## Exercise aim
Reproduce the material word for word; the images stay out.

━━━━━━━━━━━━━━━━

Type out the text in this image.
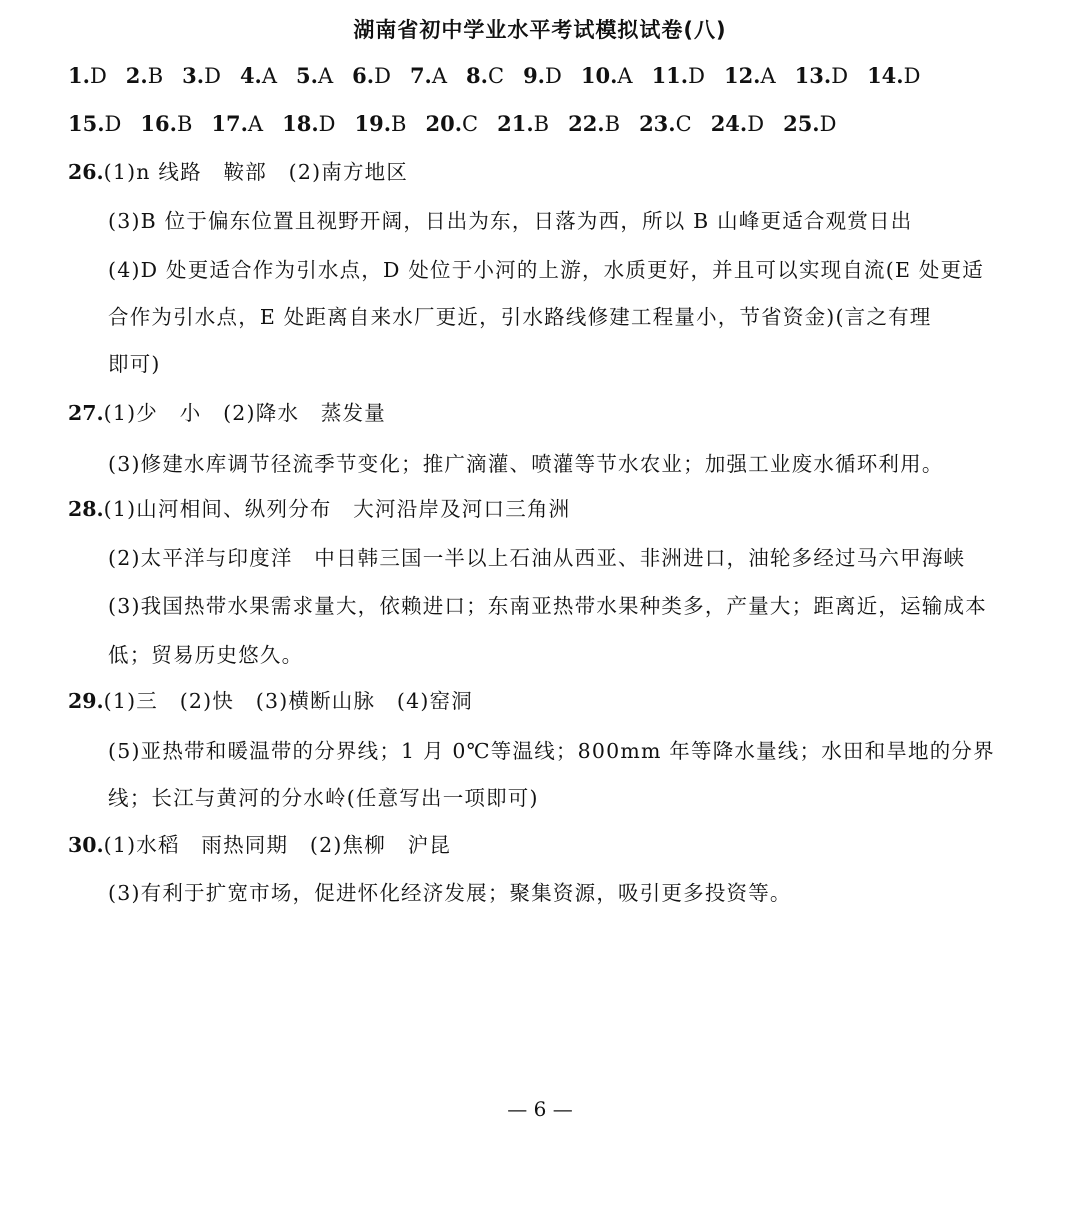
湖南省初中学业水平考试模拟试卷(八)
1.D 2.B 3.D 4.A 5.A 6.D 7.A 8.C 9.D 10.A 11.D 12.A 13.D 14.D
15.D 16.B 17.A 18.D 19.B 20.C 21.B 22.B 23.C 24.D 25.D
26.(1)n 线路　鞍部　(2)南方地区
(3)B 位于偏东位置且视野开阔，日出为东，日落为西，所以 B 山峰更适合观赏日出
(4)D 处更适合作为引水点，D 处位于小河的上游，水质更好，并且可以实现自流(E 处更适
合作为引水点，E 处距离自来水厂更近，引水路线修建工程量小，节省资金)(言之有理
即可)
27.(1)少　小　(2)降水　蒸发量
(3)修建水库调节径流季节变化；推广滴灌、喷灌等节水农业；加强工业废水循环利用。
28.(1)山河相间、纵列分布　大河沿岸及河口三角洲
(2)太平洋与印度洋　中日韩三国一半以上石油从西亚、非洲进口，油轮多经过马六甲海峡
(3)我国热带水果需求量大，依赖进口；东南亚热带水果种类多，产量大；距离近，运输成本
低；贸易历史悠久。
29.(1)三　(2)快　(3)横断山脉　(4)窑洞
(5)亚热带和暖温带的分界线；1 月 0℃等温线；800mm 年等降水量线；水田和旱地的分界
线；长江与黄河的分水岭(任意写出一项即可)
30.(1)水稻　雨热同期　(2)焦柳　沪昆
(3)有利于扩宽市场，促进怀化经济发展；聚集资源，吸引更多投资等。
— 6 —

━━━━━━━━━━━━━━━━

## Result of the exercise
Type out the text in this image.
湖南省初中学业水平考试模拟试卷(八)
1.D 2.B 3.D 4.A 5.A 6.D 7.A 8.C 9.D 10.A 11.D 12.A 13.D 14.D
15.D 16.B 17.A 18.D 19.B 20.C 21.B 22.B 23.C 24.D 25.D
26.(1)n 线路　鞍部　(2)南方地区
(3)B 位于偏东位置且视野开阔，日出为东，日落为西，所以 B 山峰更适合观赏日出
(4)D 处更适合作为引水点，D 处位于小河的上游，水质更好，并且可以实现自流(E 处更适
合作为引水点，E 处距离自来水厂更近，引水路线修建工程量小，节省资金)(言之有理
即可)
27.(1)少　小　(2)降水　蒸发量
(3)修建水库调节径流季节变化；推广滴灌、喷灌等节水农业；加强工业废水循环利用。
28.(1)山河相间、纵列分布　大河沿岸及河口三角洲
(2)太平洋与印度洋　中日韩三国一半以上石油从西亚、非洲进口，油轮多经过马六甲海峡
(3)我国热带水果需求量大，依赖进口；东南亚热带水果种类多，产量大；距离近，运输成本
低；贸易历史悠久。
29.(1)三　(2)快　(3)横断山脉　(4)窑洞
(5)亚热带和暖温带的分界线；1 月 0℃等温线；800mm 年等降水量线；水田和旱地的分界
线；长江与黄河的分水岭(任意写出一项即可)
30.(1)水稻　雨热同期　(2)焦柳　沪昆
(3)有利于扩宽市场，促进怀化经济发展；聚集资源，吸引更多投资等。
— 6 —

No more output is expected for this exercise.